— start —

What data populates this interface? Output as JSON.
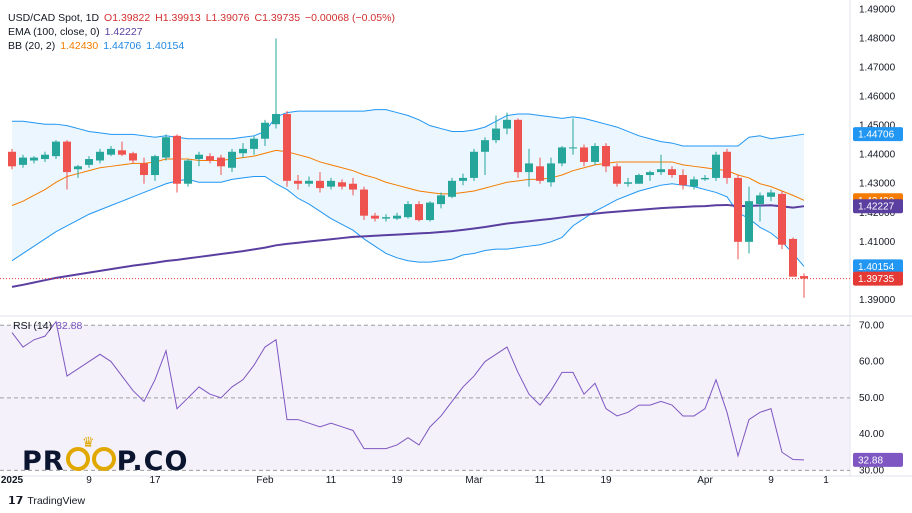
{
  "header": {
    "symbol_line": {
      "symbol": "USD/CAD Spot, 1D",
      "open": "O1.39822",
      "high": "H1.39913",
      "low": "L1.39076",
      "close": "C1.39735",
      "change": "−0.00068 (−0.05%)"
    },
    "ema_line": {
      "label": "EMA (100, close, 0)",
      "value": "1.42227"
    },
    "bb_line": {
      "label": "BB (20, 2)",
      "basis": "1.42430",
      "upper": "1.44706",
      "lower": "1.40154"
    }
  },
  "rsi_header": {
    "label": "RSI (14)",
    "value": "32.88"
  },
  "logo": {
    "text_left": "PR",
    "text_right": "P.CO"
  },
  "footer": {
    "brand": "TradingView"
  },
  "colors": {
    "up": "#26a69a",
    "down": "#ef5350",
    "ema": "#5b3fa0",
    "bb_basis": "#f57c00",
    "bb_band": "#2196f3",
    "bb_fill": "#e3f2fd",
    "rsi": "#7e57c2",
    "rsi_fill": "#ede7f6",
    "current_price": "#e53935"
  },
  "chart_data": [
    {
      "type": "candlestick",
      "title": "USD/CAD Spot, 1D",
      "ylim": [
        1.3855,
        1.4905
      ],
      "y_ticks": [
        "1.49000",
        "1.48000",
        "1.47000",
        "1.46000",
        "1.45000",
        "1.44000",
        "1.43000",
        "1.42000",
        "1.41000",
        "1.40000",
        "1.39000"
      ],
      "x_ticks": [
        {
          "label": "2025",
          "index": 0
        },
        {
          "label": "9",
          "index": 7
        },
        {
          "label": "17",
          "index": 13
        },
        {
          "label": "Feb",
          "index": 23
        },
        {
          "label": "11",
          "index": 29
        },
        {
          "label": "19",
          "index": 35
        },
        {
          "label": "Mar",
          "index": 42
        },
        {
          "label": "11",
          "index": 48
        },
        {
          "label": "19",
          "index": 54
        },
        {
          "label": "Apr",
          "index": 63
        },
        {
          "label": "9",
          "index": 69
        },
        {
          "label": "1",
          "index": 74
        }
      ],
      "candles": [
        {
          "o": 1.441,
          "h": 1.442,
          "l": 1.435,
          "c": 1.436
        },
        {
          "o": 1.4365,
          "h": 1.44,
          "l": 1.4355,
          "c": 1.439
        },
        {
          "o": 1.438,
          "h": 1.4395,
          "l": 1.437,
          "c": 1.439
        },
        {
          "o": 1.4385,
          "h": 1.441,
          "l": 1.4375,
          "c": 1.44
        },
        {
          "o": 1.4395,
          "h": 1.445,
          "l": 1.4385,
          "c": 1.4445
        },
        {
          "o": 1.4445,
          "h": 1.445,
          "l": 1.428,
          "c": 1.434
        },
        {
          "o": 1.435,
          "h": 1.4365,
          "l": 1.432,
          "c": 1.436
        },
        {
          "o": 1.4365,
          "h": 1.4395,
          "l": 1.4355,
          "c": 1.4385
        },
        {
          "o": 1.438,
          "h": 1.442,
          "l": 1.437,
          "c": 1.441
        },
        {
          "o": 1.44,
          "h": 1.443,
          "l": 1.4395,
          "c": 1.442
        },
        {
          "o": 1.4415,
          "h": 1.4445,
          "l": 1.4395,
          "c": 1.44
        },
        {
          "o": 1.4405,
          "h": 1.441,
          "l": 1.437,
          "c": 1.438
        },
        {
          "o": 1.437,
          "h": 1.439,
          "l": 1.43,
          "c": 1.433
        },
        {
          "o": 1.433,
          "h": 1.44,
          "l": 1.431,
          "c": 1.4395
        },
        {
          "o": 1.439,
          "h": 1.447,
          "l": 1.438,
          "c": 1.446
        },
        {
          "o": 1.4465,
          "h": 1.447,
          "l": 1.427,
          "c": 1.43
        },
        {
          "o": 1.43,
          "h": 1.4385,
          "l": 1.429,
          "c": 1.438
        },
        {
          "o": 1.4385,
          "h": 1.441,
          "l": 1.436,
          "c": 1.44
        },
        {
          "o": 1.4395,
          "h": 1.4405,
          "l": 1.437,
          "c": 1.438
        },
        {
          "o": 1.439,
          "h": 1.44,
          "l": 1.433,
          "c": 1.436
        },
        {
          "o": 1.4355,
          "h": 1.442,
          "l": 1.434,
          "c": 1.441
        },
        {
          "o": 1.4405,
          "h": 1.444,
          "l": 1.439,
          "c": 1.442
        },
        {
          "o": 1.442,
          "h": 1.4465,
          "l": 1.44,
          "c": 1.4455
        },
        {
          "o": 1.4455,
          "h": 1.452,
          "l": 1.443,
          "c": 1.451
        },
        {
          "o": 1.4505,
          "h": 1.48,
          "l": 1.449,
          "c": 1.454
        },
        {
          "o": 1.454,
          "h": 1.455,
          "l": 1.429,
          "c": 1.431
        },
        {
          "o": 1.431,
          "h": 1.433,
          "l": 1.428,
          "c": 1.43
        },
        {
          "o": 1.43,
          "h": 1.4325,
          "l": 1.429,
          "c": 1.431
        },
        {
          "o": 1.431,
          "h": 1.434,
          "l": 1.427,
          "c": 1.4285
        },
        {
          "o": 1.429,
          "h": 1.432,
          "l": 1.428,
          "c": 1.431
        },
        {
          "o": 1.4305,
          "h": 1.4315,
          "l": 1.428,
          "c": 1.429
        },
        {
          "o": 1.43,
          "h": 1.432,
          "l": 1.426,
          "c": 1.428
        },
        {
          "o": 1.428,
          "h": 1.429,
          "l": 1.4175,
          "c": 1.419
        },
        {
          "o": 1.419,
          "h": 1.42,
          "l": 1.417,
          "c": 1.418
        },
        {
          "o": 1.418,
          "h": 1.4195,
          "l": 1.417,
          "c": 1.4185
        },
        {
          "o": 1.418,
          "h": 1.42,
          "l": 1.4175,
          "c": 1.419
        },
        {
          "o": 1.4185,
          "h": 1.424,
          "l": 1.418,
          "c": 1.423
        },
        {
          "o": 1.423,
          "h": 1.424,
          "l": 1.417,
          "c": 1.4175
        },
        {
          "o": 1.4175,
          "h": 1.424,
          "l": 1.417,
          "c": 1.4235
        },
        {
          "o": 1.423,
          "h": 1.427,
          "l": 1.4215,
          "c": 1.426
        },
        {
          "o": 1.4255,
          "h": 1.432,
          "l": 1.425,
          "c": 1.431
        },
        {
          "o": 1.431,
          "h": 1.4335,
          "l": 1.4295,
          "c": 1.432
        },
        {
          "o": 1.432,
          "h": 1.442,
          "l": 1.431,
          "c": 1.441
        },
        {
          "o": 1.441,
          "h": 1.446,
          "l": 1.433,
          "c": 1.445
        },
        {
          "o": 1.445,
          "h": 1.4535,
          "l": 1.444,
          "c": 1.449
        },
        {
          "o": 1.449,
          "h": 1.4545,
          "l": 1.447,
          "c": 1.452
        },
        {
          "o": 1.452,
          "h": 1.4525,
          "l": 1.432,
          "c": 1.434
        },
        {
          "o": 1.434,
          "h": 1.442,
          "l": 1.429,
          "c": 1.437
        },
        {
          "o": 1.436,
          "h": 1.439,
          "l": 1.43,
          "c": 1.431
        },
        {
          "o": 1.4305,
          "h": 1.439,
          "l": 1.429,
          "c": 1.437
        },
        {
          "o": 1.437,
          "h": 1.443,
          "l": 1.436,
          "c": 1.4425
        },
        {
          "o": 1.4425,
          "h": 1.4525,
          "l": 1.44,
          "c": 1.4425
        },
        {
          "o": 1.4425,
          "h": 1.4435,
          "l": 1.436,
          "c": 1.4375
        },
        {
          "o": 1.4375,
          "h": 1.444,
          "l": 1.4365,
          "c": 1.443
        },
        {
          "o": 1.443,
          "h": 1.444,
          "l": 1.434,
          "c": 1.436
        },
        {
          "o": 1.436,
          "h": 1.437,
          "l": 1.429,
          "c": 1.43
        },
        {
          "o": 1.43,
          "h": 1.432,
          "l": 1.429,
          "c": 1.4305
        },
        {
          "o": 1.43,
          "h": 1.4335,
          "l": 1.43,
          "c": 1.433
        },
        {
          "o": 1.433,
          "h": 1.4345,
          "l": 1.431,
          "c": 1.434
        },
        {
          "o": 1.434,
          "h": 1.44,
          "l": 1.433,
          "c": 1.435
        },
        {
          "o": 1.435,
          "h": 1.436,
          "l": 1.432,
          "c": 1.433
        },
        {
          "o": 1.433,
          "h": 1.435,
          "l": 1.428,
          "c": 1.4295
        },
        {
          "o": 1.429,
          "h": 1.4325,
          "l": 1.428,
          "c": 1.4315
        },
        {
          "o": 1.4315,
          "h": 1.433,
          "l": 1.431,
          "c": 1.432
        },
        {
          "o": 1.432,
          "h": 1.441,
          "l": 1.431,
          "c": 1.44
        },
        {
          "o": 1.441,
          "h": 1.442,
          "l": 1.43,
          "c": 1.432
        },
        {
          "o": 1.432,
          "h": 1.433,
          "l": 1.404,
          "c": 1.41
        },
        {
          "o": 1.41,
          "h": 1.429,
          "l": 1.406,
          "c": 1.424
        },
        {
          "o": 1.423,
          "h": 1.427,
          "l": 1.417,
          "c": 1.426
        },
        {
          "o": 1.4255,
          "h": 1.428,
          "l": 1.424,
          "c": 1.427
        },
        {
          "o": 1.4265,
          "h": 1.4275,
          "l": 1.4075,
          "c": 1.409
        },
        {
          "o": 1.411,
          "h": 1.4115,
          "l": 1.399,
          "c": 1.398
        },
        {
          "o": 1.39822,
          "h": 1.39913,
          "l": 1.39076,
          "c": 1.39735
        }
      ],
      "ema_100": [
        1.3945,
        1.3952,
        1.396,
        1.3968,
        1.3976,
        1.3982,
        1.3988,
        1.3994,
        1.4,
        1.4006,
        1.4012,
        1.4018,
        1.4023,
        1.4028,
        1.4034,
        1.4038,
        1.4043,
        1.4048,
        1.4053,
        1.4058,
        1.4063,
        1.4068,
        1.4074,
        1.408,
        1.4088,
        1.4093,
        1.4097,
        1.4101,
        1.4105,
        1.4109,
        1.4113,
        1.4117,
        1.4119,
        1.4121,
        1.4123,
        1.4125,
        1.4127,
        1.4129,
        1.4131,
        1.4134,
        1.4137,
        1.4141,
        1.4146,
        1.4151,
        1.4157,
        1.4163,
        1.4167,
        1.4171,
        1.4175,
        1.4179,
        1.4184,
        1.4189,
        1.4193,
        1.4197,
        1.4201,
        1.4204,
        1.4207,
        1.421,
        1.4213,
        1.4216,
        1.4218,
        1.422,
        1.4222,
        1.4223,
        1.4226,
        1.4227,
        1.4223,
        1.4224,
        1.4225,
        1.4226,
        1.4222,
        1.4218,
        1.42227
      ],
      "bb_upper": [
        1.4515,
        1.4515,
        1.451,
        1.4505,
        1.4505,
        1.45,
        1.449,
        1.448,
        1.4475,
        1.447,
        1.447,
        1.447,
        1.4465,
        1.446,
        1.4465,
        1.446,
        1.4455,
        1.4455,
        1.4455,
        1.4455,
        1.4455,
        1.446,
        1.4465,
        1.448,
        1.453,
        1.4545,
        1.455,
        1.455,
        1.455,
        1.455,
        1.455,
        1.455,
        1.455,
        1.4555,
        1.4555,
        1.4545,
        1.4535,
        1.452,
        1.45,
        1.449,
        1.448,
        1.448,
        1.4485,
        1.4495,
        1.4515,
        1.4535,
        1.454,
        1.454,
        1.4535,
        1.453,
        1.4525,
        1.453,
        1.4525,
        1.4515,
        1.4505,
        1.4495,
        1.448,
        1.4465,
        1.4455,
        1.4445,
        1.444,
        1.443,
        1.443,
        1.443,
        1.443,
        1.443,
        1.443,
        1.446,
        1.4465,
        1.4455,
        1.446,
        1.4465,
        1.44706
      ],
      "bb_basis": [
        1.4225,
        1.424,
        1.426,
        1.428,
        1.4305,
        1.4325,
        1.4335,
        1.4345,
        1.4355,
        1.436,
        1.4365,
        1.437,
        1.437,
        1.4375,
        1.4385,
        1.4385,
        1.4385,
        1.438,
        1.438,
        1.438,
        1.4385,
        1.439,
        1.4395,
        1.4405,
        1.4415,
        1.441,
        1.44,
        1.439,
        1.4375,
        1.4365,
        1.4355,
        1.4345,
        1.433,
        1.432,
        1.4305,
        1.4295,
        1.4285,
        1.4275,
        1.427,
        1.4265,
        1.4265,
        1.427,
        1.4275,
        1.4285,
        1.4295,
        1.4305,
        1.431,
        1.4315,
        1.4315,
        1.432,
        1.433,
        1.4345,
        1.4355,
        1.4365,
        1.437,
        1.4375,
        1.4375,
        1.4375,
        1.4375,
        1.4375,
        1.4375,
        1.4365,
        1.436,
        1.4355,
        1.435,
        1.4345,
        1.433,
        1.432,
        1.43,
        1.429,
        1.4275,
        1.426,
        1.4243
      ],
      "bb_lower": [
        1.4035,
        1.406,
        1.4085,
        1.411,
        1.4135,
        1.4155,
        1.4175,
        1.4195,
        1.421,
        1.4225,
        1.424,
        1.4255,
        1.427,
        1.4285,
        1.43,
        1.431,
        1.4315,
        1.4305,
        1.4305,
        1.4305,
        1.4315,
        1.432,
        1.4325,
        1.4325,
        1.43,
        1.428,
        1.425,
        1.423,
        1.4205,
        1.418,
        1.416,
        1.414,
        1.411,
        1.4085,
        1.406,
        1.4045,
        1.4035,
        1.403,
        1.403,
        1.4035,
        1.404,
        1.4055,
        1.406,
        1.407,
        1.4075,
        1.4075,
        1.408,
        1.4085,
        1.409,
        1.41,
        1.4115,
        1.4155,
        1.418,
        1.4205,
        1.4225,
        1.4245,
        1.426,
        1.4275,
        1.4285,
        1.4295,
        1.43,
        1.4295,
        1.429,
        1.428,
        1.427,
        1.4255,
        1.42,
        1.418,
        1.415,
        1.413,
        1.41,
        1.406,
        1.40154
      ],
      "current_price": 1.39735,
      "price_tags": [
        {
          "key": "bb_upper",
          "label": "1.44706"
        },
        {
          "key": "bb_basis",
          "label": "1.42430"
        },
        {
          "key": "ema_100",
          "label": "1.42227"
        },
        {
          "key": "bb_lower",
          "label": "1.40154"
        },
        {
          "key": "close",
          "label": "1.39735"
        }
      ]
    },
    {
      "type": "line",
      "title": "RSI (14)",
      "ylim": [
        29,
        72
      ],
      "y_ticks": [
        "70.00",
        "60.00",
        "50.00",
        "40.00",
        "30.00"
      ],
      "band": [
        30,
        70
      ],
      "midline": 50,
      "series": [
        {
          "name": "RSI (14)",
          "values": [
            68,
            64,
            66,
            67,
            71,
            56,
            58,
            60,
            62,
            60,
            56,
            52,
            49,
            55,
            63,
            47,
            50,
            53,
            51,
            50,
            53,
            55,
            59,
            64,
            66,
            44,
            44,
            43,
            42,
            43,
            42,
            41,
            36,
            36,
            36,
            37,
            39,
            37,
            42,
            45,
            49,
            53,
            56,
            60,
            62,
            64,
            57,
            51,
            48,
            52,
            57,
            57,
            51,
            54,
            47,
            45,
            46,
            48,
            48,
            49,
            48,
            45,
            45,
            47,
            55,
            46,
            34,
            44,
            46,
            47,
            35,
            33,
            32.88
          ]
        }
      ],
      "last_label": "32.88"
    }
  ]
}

— end —

_EXERCISE INSTRUCTIONS_
Go through the preceding material and copy each line that has the word "Spot".

_WRITTEN ANSWER_
      "symbol": "USD/CAD Spot, 1D",
      "title": "USD/CAD Spot, 1D",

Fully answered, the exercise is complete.